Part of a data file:
------

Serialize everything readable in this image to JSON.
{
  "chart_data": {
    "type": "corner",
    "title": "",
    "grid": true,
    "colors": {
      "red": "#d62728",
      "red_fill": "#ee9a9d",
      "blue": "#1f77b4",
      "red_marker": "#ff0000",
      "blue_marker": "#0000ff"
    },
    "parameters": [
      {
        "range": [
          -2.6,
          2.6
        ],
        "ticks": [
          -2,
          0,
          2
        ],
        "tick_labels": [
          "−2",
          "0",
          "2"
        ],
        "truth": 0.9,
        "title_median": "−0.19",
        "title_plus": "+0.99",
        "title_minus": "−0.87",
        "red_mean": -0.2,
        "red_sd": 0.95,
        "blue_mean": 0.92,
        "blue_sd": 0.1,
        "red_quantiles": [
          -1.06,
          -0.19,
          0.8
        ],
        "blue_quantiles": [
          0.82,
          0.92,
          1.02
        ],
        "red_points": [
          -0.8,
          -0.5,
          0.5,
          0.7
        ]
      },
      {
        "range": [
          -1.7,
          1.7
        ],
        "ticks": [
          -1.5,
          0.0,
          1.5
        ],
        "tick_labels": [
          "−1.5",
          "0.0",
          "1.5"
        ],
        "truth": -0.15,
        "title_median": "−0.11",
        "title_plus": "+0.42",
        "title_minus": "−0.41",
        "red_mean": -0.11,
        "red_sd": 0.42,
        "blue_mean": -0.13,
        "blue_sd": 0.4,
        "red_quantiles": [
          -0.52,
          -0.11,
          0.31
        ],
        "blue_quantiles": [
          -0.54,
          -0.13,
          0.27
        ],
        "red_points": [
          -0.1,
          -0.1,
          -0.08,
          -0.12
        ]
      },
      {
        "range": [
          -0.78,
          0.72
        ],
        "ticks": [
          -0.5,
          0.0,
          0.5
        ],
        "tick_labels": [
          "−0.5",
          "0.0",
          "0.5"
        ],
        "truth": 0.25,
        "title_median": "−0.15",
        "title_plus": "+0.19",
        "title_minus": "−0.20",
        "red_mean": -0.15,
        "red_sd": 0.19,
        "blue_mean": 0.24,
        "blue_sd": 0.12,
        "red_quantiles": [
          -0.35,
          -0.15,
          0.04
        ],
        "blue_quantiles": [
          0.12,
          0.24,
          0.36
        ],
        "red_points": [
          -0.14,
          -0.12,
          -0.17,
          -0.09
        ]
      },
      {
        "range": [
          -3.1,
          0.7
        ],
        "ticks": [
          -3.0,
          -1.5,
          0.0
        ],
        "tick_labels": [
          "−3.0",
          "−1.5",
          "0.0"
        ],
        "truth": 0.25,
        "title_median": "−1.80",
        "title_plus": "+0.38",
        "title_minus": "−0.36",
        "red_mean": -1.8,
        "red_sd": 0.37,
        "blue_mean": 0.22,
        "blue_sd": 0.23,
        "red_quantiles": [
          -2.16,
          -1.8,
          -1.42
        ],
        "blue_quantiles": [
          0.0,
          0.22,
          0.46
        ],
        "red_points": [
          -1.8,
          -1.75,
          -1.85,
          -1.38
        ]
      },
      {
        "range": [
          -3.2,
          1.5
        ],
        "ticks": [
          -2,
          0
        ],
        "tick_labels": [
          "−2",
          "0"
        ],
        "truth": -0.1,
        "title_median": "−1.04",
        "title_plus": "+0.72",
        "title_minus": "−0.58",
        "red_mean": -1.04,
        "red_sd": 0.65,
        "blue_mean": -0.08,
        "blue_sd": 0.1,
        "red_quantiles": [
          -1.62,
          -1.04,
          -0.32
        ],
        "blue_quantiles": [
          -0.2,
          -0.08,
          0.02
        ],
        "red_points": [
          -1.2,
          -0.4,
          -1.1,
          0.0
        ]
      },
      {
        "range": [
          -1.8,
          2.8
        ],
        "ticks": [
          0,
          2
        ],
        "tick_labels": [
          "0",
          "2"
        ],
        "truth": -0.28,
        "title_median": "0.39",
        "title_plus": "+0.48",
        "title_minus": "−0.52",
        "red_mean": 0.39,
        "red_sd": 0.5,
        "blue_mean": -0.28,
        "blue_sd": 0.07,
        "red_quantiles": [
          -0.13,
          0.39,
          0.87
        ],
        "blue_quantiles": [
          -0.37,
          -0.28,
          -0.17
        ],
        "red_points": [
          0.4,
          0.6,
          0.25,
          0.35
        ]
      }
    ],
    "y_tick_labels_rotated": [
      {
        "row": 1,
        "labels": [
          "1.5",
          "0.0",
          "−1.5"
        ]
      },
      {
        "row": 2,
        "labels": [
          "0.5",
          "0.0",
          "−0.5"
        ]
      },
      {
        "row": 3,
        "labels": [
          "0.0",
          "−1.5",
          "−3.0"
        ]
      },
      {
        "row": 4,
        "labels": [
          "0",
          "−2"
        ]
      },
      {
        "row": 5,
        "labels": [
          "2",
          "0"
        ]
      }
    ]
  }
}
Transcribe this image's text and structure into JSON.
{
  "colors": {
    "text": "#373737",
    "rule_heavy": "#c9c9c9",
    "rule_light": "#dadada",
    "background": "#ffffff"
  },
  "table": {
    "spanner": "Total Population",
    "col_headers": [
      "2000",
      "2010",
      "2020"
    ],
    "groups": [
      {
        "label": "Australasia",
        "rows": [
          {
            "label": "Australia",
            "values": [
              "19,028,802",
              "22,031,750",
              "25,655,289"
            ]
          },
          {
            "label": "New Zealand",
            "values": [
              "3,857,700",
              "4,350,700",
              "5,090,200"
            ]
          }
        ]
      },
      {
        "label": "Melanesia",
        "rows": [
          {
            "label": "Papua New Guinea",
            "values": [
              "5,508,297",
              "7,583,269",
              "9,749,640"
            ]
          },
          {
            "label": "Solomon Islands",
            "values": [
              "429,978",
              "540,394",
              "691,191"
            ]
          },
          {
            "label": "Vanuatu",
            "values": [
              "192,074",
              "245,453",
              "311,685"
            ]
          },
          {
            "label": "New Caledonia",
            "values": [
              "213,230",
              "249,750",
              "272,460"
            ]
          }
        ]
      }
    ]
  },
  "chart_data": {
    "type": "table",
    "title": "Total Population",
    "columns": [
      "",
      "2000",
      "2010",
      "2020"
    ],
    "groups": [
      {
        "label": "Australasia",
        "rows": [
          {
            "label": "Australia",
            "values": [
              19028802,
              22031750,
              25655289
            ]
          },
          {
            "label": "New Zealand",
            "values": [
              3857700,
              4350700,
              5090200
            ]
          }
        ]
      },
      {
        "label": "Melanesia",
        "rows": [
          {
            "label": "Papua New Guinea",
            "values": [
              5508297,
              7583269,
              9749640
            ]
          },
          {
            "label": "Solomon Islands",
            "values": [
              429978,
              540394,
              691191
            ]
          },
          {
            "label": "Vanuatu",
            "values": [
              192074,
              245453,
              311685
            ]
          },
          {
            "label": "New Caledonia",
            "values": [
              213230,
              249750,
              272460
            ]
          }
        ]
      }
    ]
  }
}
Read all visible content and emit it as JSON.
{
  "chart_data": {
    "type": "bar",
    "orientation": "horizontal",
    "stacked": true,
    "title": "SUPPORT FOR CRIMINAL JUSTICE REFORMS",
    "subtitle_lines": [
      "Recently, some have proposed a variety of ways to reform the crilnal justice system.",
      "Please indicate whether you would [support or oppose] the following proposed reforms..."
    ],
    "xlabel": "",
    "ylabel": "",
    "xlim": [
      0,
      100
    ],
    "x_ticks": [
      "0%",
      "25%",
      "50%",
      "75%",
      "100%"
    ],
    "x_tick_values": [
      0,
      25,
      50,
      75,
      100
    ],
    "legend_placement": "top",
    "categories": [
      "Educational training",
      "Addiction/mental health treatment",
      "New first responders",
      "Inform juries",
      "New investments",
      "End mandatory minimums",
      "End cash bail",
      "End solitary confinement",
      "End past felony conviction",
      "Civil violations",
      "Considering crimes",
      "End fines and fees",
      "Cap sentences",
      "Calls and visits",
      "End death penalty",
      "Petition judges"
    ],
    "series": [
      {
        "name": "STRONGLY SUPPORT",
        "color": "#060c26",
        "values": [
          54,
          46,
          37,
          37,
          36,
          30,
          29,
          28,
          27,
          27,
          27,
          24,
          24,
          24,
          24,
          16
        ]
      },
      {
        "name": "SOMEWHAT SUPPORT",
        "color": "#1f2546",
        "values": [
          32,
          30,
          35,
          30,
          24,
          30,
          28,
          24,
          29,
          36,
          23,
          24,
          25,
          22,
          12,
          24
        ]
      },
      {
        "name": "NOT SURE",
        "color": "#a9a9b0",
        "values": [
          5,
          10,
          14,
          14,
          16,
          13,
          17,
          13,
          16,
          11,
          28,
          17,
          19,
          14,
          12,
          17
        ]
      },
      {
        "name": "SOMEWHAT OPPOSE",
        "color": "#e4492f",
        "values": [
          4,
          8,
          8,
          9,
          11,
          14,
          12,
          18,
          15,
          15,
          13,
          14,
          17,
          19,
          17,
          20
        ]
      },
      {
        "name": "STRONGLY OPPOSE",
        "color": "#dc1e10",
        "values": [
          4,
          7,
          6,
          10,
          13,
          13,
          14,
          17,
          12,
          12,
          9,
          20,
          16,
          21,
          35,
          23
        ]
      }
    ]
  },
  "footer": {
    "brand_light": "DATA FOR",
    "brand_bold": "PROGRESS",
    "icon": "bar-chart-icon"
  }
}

------

Check every line of the data above for the string "Total", and copy those that have it.

    "spanner": "Total Population",
    "title": "Total Population",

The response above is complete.